→ Task to carry out:
Write out each line in which the string "data" is present.

→ Material provided:
********

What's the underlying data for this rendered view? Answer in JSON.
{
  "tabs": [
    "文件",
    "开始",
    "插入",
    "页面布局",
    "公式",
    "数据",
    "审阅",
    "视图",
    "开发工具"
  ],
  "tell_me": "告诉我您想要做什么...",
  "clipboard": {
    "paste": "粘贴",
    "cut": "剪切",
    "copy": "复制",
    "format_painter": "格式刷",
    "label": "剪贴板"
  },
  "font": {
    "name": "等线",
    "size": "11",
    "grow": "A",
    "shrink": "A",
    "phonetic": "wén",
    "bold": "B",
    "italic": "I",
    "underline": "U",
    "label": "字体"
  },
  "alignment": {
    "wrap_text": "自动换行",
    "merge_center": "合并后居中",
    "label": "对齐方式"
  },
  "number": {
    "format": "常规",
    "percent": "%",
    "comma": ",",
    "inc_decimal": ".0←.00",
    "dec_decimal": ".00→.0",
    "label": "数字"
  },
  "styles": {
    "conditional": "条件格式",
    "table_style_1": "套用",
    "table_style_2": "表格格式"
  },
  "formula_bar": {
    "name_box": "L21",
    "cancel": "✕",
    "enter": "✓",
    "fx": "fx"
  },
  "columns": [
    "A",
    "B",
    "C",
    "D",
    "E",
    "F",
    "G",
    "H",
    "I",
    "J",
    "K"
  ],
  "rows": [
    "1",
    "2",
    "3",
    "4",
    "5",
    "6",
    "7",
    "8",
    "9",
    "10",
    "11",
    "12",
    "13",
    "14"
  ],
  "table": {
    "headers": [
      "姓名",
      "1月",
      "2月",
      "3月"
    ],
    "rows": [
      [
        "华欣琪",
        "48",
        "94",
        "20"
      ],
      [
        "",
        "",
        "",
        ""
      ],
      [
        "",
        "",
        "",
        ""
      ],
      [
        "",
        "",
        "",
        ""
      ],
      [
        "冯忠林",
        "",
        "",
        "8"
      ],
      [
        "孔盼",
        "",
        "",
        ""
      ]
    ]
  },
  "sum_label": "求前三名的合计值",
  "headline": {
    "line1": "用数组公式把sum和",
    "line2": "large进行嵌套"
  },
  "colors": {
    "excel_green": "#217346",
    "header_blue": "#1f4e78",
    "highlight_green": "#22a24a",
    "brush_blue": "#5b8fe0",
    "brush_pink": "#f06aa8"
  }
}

********

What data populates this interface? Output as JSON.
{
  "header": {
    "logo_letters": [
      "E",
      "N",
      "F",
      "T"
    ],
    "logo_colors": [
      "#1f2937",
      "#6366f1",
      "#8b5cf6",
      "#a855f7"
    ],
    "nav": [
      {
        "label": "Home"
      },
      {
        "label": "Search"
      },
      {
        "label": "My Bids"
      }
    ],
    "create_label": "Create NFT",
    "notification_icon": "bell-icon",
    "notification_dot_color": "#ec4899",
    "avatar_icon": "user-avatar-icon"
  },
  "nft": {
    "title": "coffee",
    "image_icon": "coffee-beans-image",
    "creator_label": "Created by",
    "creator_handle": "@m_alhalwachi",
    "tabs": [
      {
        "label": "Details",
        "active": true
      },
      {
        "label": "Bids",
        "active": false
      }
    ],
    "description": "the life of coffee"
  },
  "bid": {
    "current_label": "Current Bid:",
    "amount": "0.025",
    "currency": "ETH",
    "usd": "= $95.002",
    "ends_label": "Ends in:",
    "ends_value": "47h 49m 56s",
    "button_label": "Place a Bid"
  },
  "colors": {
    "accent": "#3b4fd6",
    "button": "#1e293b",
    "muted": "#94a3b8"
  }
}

********

→ Exercise result:
What's the underlying data for this rendered view? Answer in JSON.
What data populates this interface? Output as JSON.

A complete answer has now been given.